What needs to be done >> Can you rename every "Bar" in the records below to "Rectangle" and give the records back otherwise unchanged, leaving out the pictures?

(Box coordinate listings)
════════

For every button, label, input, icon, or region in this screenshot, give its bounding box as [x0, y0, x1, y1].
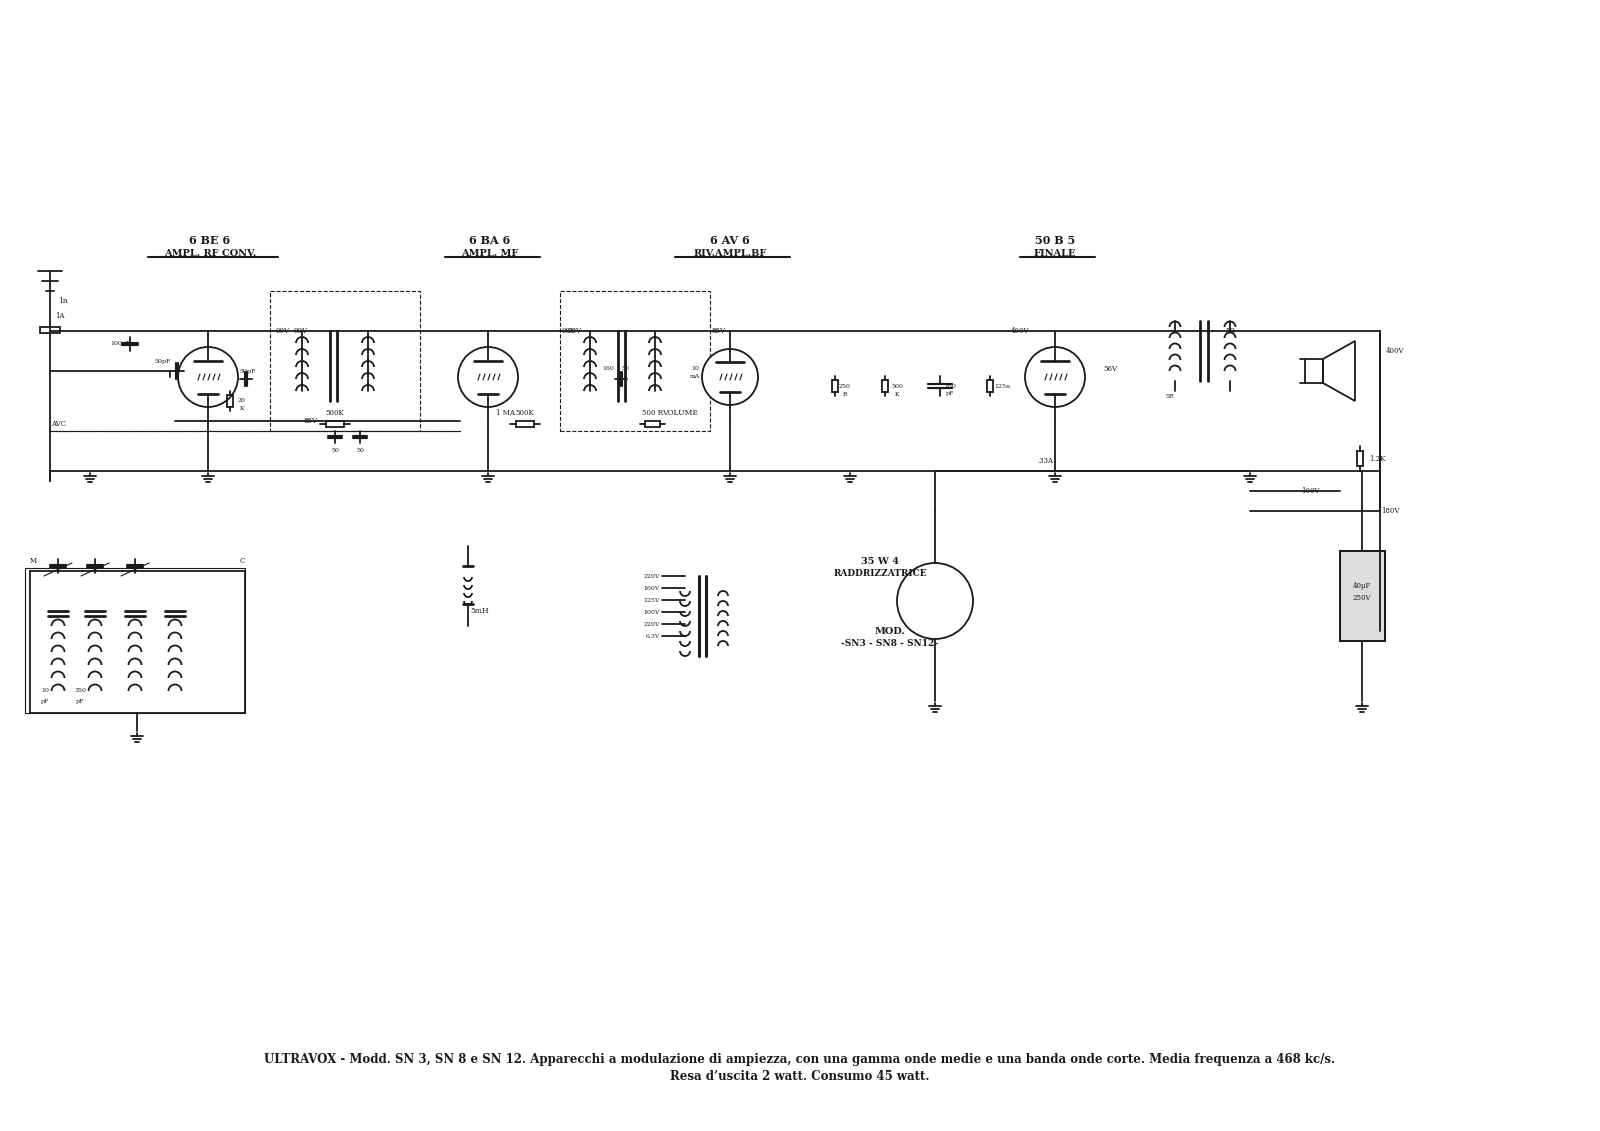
- Circle shape: [702, 349, 758, 405]
- Bar: [26, 568, 245, 713]
- Text: MOD.: MOD.: [875, 627, 906, 636]
- Text: RADDRIZZATRICE: RADDRIZZATRICE: [834, 569, 926, 578]
- Text: 250V: 250V: [1352, 594, 1371, 602]
- Bar: [1306, 359, 1323, 383]
- Text: FINALE: FINALE: [1034, 250, 1077, 259]
- Bar: [987, 380, 994, 392]
- Text: 400V: 400V: [1386, 347, 1405, 355]
- Text: C: C: [240, 556, 245, 566]
- Text: 250: 250: [838, 383, 851, 389]
- Text: 500 R: 500 R: [642, 409, 662, 417]
- Text: 1.2K: 1.2K: [1368, 455, 1386, 463]
- Text: 90V: 90V: [562, 327, 574, 335]
- Text: AMPL. MF: AMPL. MF: [461, 250, 518, 259]
- Bar: [40, 327, 61, 333]
- Bar: [270, 291, 419, 431]
- Text: 125V: 125V: [643, 597, 661, 603]
- Text: 90V: 90V: [568, 327, 582, 335]
- Text: mA: mA: [690, 374, 701, 380]
- Text: pF: pF: [75, 699, 85, 703]
- Bar: [1341, 551, 1386, 641]
- Text: .33A: .33A: [1037, 457, 1053, 465]
- Text: 5mH: 5mH: [470, 607, 490, 615]
- Text: 85V: 85V: [302, 417, 317, 425]
- Text: 35 W 4: 35 W 4: [861, 556, 899, 566]
- Text: 1n: 1n: [58, 297, 67, 305]
- Text: 6 AV 6: 6 AV 6: [710, 235, 750, 247]
- Bar: [832, 380, 838, 392]
- Text: pF: pF: [946, 391, 954, 397]
- Text: 220V: 220V: [643, 622, 661, 627]
- Circle shape: [178, 347, 238, 407]
- Text: 90V: 90V: [293, 327, 307, 335]
- Text: 50pF: 50pF: [155, 360, 171, 364]
- Circle shape: [1026, 347, 1085, 407]
- Text: 220V: 220V: [643, 573, 661, 578]
- Text: 90V: 90V: [277, 327, 290, 335]
- Text: 125n: 125n: [994, 383, 1010, 389]
- Text: 100V: 100V: [1301, 487, 1320, 495]
- Text: AMPL. RF CONV.: AMPL. RF CONV.: [163, 250, 256, 259]
- Text: 160: 160: [944, 383, 955, 389]
- Text: 40μF: 40μF: [1354, 582, 1371, 590]
- Bar: [227, 395, 234, 407]
- Bar: [882, 380, 888, 392]
- Text: 100V: 100V: [643, 610, 661, 614]
- Text: 50: 50: [331, 449, 339, 454]
- Text: M: M: [30, 556, 37, 566]
- Circle shape: [898, 563, 973, 639]
- Text: pF: pF: [42, 699, 50, 703]
- Text: 160: 160: [602, 366, 614, 371]
- Text: 500K: 500K: [515, 409, 534, 417]
- Text: 6.3V: 6.3V: [646, 633, 661, 639]
- Text: 50pF: 50pF: [240, 369, 256, 373]
- Text: ULTRAVOX - Modd. SN 3, SN 8 e SN 12. Apparecchi a modulazione di ampiezza, con u: ULTRAVOX - Modd. SN 3, SN 8 e SN 12. App…: [264, 1053, 1336, 1067]
- Text: 350: 350: [74, 689, 86, 693]
- Text: 6 BA 6: 6 BA 6: [469, 235, 510, 247]
- Text: 85V: 85V: [710, 327, 725, 335]
- Text: 50: 50: [621, 366, 629, 371]
- Bar: [560, 291, 710, 431]
- Text: VOLUME: VOLUME: [662, 409, 698, 417]
- Text: -SN3 - SN8 - SN12-: -SN3 - SN8 - SN12-: [842, 639, 939, 648]
- Text: Resa d’uscita 2 watt. Consumo 45 watt.: Resa d’uscita 2 watt. Consumo 45 watt.: [670, 1070, 930, 1082]
- Text: 50 B 5: 50 B 5: [1035, 235, 1075, 247]
- Text: 10: 10: [691, 366, 699, 371]
- Text: 50: 50: [355, 449, 365, 454]
- Text: 180V: 180V: [1381, 507, 1400, 515]
- Bar: [326, 421, 344, 428]
- Text: AVC: AVC: [51, 420, 66, 428]
- Text: RIV.AMPL.BF: RIV.AMPL.BF: [693, 250, 766, 259]
- Bar: [515, 421, 534, 428]
- Text: K: K: [894, 391, 899, 397]
- Text: 400V: 400V: [1011, 327, 1029, 335]
- Text: 6 BE 6: 6 BE 6: [189, 235, 230, 247]
- Text: 500K: 500K: [326, 409, 344, 417]
- Text: 160V: 160V: [643, 586, 661, 590]
- Text: 500: 500: [891, 383, 902, 389]
- Text: 1 MA: 1 MA: [496, 409, 515, 417]
- Text: 20: 20: [238, 398, 246, 404]
- Text: 5R: 5R: [1166, 394, 1174, 398]
- Text: K: K: [240, 406, 245, 412]
- Bar: [645, 421, 661, 428]
- Text: 1A: 1A: [56, 312, 64, 320]
- Circle shape: [458, 347, 518, 407]
- Text: 10: 10: [42, 689, 50, 693]
- Text: 56V: 56V: [1102, 365, 1117, 373]
- Bar: [1341, 551, 1386, 641]
- Text: R: R: [843, 391, 848, 397]
- Text: 100pF: 100pF: [110, 340, 130, 345]
- Bar: [1357, 451, 1363, 466]
- Text: 5R: 5R: [1226, 327, 1235, 335]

════════

Reply >>
For every button, label, input, icon, or region in this screenshot, give its bounding box as [x0, y0, x1, y1].
- Circle shape: [702, 349, 758, 405]
- Rectangle: [26, 568, 245, 713]
- Text: MOD.: MOD.: [875, 627, 906, 636]
- Text: RADDRIZZATRICE: RADDRIZZATRICE: [834, 569, 926, 578]
- Text: 250V: 250V: [1352, 594, 1371, 602]
- Rectangle: [1306, 359, 1323, 383]
- Text: FINALE: FINALE: [1034, 250, 1077, 259]
- Rectangle: [987, 380, 994, 392]
- Text: 400V: 400V: [1386, 347, 1405, 355]
- Text: C: C: [240, 556, 245, 566]
- Text: 250: 250: [838, 383, 851, 389]
- Text: 500 R: 500 R: [642, 409, 662, 417]
- Text: 1.2K: 1.2K: [1368, 455, 1386, 463]
- Text: 90V: 90V: [562, 327, 574, 335]
- Text: AMPL. MF: AMPL. MF: [461, 250, 518, 259]
- Rectangle: [40, 327, 61, 333]
- Rectangle: [270, 291, 419, 431]
- Text: 125V: 125V: [643, 597, 661, 603]
- Text: 90V: 90V: [568, 327, 582, 335]
- Text: mA: mA: [690, 374, 701, 380]
- Text: pF: pF: [75, 699, 85, 703]
- Rectangle: [1341, 551, 1386, 641]
- Text: .33A: .33A: [1037, 457, 1053, 465]
- Text: 5mH: 5mH: [470, 607, 490, 615]
- Text: 85V: 85V: [302, 417, 317, 425]
- Text: 35 W 4: 35 W 4: [861, 556, 899, 566]
- Text: 1n: 1n: [58, 297, 67, 305]
- Text: 6 AV 6: 6 AV 6: [710, 235, 750, 247]
- Rectangle: [832, 380, 838, 392]
- Text: pF: pF: [946, 391, 954, 397]
- Text: 220V: 220V: [643, 622, 661, 627]
- Circle shape: [178, 347, 238, 407]
- Text: 90V: 90V: [293, 327, 307, 335]
- Text: 50pF: 50pF: [155, 360, 171, 364]
- Circle shape: [1026, 347, 1085, 407]
- Text: 220V: 220V: [643, 573, 661, 578]
- Text: 90V: 90V: [277, 327, 290, 335]
- Text: 125n: 125n: [994, 383, 1010, 389]
- Text: 100V: 100V: [1301, 487, 1320, 495]
- Text: AMPL. RF CONV.: AMPL. RF CONV.: [163, 250, 256, 259]
- Text: 160: 160: [944, 383, 955, 389]
- Text: 40μF: 40μF: [1354, 582, 1371, 590]
- Rectangle: [227, 395, 234, 407]
- Rectangle: [882, 380, 888, 392]
- Text: 100V: 100V: [643, 610, 661, 614]
- Text: 50: 50: [331, 449, 339, 454]
- Text: M: M: [30, 556, 37, 566]
- Circle shape: [898, 563, 973, 639]
- Text: pF: pF: [42, 699, 50, 703]
- Text: 160: 160: [602, 366, 614, 371]
- Text: 500K: 500K: [515, 409, 534, 417]
- Text: 6.3V: 6.3V: [646, 633, 661, 639]
- Text: 50pF: 50pF: [240, 369, 256, 373]
- Text: ULTRAVOX - Modd. SN 3, SN 8 e SN 12. Apparecchi a modulazione di ampiezza, con u: ULTRAVOX - Modd. SN 3, SN 8 e SN 12. App…: [264, 1053, 1336, 1067]
- Text: 350: 350: [74, 689, 86, 693]
- Text: 6 BA 6: 6 BA 6: [469, 235, 510, 247]
- Text: 85V: 85V: [710, 327, 725, 335]
- Text: 50: 50: [621, 366, 629, 371]
- Rectangle: [560, 291, 710, 431]
- Text: VOLUME: VOLUME: [662, 409, 698, 417]
- Text: -SN3 - SN8 - SN12-: -SN3 - SN8 - SN12-: [842, 639, 939, 648]
- Text: Resa d’uscita 2 watt. Consumo 45 watt.: Resa d’uscita 2 watt. Consumo 45 watt.: [670, 1070, 930, 1082]
- Text: 50 B 5: 50 B 5: [1035, 235, 1075, 247]
- Text: 10: 10: [691, 366, 699, 371]
- Text: 50: 50: [355, 449, 365, 454]
- Text: 180V: 180V: [1381, 507, 1400, 515]
- Rectangle: [326, 421, 344, 428]
- Text: AVC: AVC: [51, 420, 66, 428]
- Text: RIV.AMPL.BF: RIV.AMPL.BF: [693, 250, 766, 259]
- Rectangle: [515, 421, 534, 428]
- Text: K: K: [894, 391, 899, 397]
- Text: 400V: 400V: [1011, 327, 1029, 335]
- Text: 6 BE 6: 6 BE 6: [189, 235, 230, 247]
- Text: 500K: 500K: [326, 409, 344, 417]
- Text: 160V: 160V: [643, 586, 661, 590]
- Text: 500: 500: [891, 383, 902, 389]
- Text: 1 MA: 1 MA: [496, 409, 515, 417]
- Text: 20: 20: [238, 398, 246, 404]
- Text: 5R: 5R: [1166, 394, 1174, 398]
- Text: K: K: [240, 406, 245, 412]
- Rectangle: [645, 421, 661, 428]
- Text: 1A: 1A: [56, 312, 64, 320]
- Circle shape: [458, 347, 518, 407]
- Text: 10: 10: [42, 689, 50, 693]
- Text: 56V: 56V: [1102, 365, 1117, 373]
- Rectangle: [1341, 551, 1386, 641]
- Text: R: R: [843, 391, 848, 397]
- Text: 100pF: 100pF: [110, 340, 130, 345]
- Rectangle: [1357, 451, 1363, 466]
- Text: 5R: 5R: [1226, 327, 1235, 335]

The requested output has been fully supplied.